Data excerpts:
§ §

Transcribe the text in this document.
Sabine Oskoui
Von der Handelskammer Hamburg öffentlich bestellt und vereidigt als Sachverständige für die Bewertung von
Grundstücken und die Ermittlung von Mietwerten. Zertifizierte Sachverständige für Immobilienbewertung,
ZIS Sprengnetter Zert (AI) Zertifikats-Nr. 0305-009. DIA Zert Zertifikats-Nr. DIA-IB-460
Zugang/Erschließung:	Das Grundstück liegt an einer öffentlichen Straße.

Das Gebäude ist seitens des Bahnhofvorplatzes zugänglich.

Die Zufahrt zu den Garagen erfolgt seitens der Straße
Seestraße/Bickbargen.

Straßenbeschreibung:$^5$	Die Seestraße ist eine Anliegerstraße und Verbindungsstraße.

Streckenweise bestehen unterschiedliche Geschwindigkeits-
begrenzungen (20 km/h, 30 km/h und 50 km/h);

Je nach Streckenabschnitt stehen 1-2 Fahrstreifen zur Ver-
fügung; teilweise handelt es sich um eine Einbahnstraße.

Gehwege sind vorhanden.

§ §

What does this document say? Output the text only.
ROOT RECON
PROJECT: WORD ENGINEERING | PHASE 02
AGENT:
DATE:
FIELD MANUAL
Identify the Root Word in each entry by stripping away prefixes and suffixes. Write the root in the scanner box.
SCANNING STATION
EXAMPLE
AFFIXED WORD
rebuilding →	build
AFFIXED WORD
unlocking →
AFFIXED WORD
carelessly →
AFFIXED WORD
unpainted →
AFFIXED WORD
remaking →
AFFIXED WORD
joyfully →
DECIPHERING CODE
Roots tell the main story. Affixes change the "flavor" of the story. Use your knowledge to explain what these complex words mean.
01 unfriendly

§ §

● **The problem**:
Copy all lines from the material that contain "Seestraße".

● **Complete output**:
Seestraße/Bickbargen.
Straßenbeschreibung:$^5$	Die Seestraße ist eine Anliegerstraße und Verbindungsstraße.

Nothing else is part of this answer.